Saved entries

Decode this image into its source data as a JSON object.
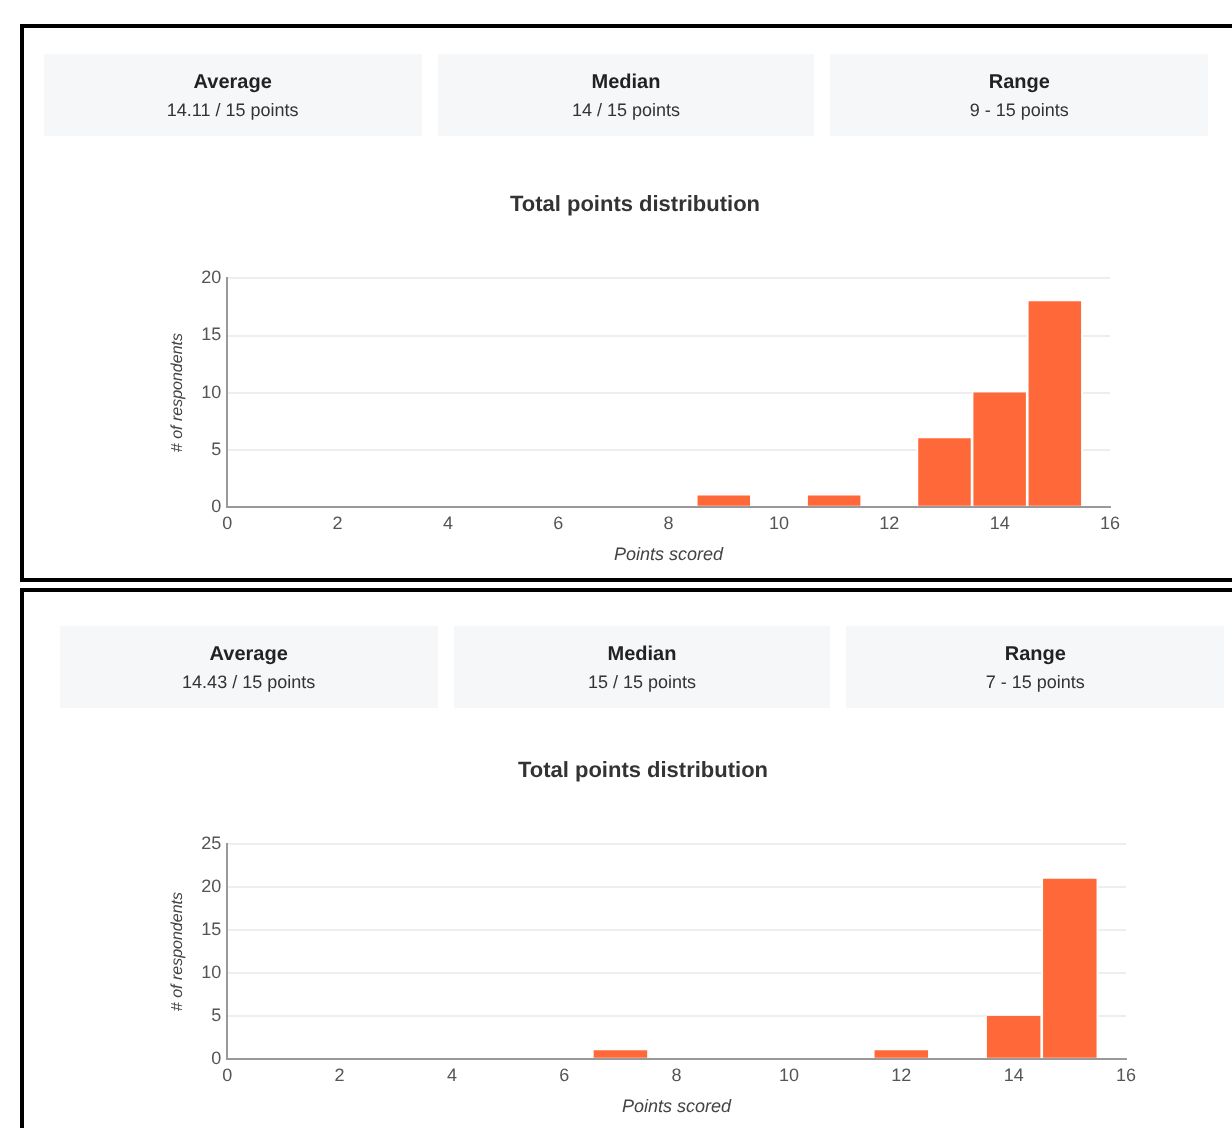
{
  "chart_data": [
    {
      "type": "other",
      "annotations": [
        "Average",
        "14.11 / 15 points",
        "Median",
        "14 / 15 points",
        "Range",
        "9 - 15 points"
      ]
    },
    {
      "type": "histogram",
      "title": "Total points distribution",
      "xlabel": "Points scored",
      "ylabel": "# of respondents",
      "bins": [
        8.5,
        9.5,
        10.5,
        11.5,
        12.5,
        13.5,
        14.5,
        15.5
      ],
      "values": [
        1,
        0,
        1,
        0,
        6,
        10,
        18
      ],
      "color": "#ff6838",
      "xlim": [
        0,
        16
      ],
      "xticks": [
        0,
        2,
        4,
        6,
        8,
        10,
        12,
        14,
        16
      ],
      "ylim": [
        0,
        20
      ],
      "yticks": [
        0,
        5,
        10,
        15,
        20
      ],
      "grid": "y",
      "legend": false
    },
    {
      "type": "other",
      "annotations": [
        "Average",
        "14.43 / 15 points",
        "Median",
        "15 / 15 points",
        "Range",
        "7 - 15 points"
      ]
    },
    {
      "type": "histogram",
      "title": "Total points distribution",
      "xlabel": "Points scored",
      "ylabel": "# of respondents",
      "bins": [
        6.5,
        7.5,
        8.5,
        9.5,
        10.5,
        11.5,
        12.5,
        13.5,
        14.5,
        15.5
      ],
      "values": [
        1,
        0,
        0,
        0,
        0,
        1,
        0,
        5,
        21
      ],
      "color": "#ff6838",
      "xlim": [
        0,
        16
      ],
      "xticks": [
        0,
        2,
        4,
        6,
        8,
        10,
        12,
        14,
        16
      ],
      "ylim": [
        0,
        25
      ],
      "yticks": [
        0,
        5,
        10,
        15,
        20,
        25
      ],
      "grid": "y",
      "legend": false
    }
  ]
}
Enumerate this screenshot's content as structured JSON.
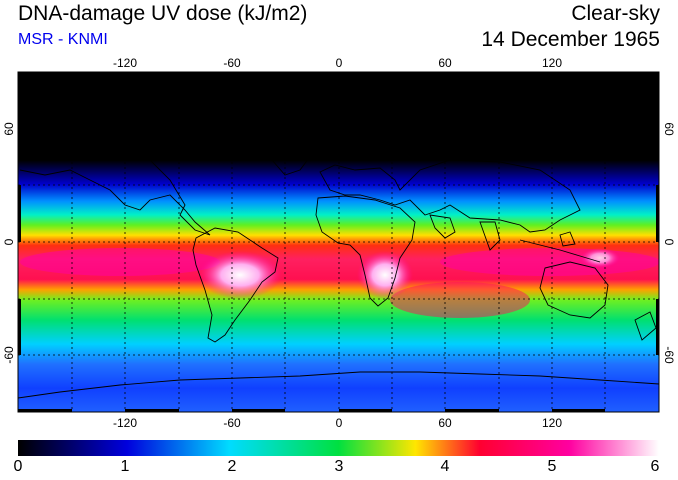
{
  "header": {
    "title": "DNA-damage UV dose (kJ/m2)",
    "source": "MSR - KNMI",
    "sky_condition": "Clear-sky",
    "date": "14 December 1965"
  },
  "map": {
    "projection": "equirectangular",
    "lon_ticks": [
      "-120",
      "-60",
      "0",
      "60",
      "120"
    ],
    "lat_ticks": [
      "60",
      "0",
      "-60"
    ],
    "gridlines": "dotted every 30 degrees"
  },
  "colorbar": {
    "labels": [
      "0",
      "1",
      "2",
      "3",
      "4",
      "5",
      "6"
    ],
    "stops": [
      "#000000",
      "#0000dd",
      "#00dcff",
      "#00e040",
      "#ffe600",
      "#ff0030",
      "#ff00a0",
      "#ffffff"
    ]
  }
}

- _REQUIRED WORK_
Restate the records above in full, word for word. Keep pictures out.

- _WRITTEN RESPONSE_
Decode this image into its source data as a JSON object.
{
  "chart_data": [
    {
      "type": "other",
      "annotations": [
        "Average",
        "14.11 / 15 points",
        "Median",
        "14 / 15 points",
        "Range",
        "9 - 15 points"
      ]
    },
    {
      "type": "histogram",
      "title": "Total points distribution",
      "xlabel": "Points scored",
      "ylabel": "# of respondents",
      "bins": [
        8.5,
        9.5,
        10.5,
        11.5,
        12.5,
        13.5,
        14.5,
        15.5
      ],
      "values": [
        1,
        0,
        1,
        0,
        6,
        10,
        18
      ],
      "color": "#ff6838",
      "xlim": [
        0,
        16
      ],
      "xticks": [
        0,
        2,
        4,
        6,
        8,
        10,
        12,
        14,
        16
      ],
      "ylim": [
        0,
        20
      ],
      "yticks": [
        0,
        5,
        10,
        15,
        20
      ],
      "grid": "y",
      "legend": false
    },
    {
      "type": "other",
      "annotations": [
        "Average",
        "14.43 / 15 points",
        "Median",
        "15 / 15 points",
        "Range",
        "7 - 15 points"
      ]
    },
    {
      "type": "histogram",
      "title": "Total points distribution",
      "xlabel": "Points scored",
      "ylabel": "# of respondents",
      "bins": [
        6.5,
        7.5,
        8.5,
        9.5,
        10.5,
        11.5,
        12.5,
        13.5,
        14.5,
        15.5
      ],
      "values": [
        1,
        0,
        0,
        0,
        0,
        1,
        0,
        5,
        21
      ],
      "color": "#ff6838",
      "xlim": [
        0,
        16
      ],
      "xticks": [
        0,
        2,
        4,
        6,
        8,
        10,
        12,
        14,
        16
      ],
      "ylim": [
        0,
        25
      ],
      "yticks": [
        0,
        5,
        10,
        15,
        20,
        25
      ],
      "grid": "y",
      "legend": false
    }
  ]
}
Enumerate this screenshot's content as structured JSON.
{
  "header": {
    "title": "DNA-damage UV dose (kJ/m2)",
    "source": "MSR - KNMI",
    "sky_condition": "Clear-sky",
    "date": "14 December 1965"
  },
  "map": {
    "projection": "equirectangular",
    "lon_ticks": [
      "-120",
      "-60",
      "0",
      "60",
      "120"
    ],
    "lat_ticks": [
      "60",
      "0",
      "-60"
    ],
    "gridlines": "dotted every 30 degrees"
  },
  "colorbar": {
    "labels": [
      "0",
      "1",
      "2",
      "3",
      "4",
      "5",
      "6"
    ],
    "stops": [
      "#000000",
      "#0000dd",
      "#00dcff",
      "#00e040",
      "#ffe600",
      "#ff0030",
      "#ff00a0",
      "#ffffff"
    ]
  }
}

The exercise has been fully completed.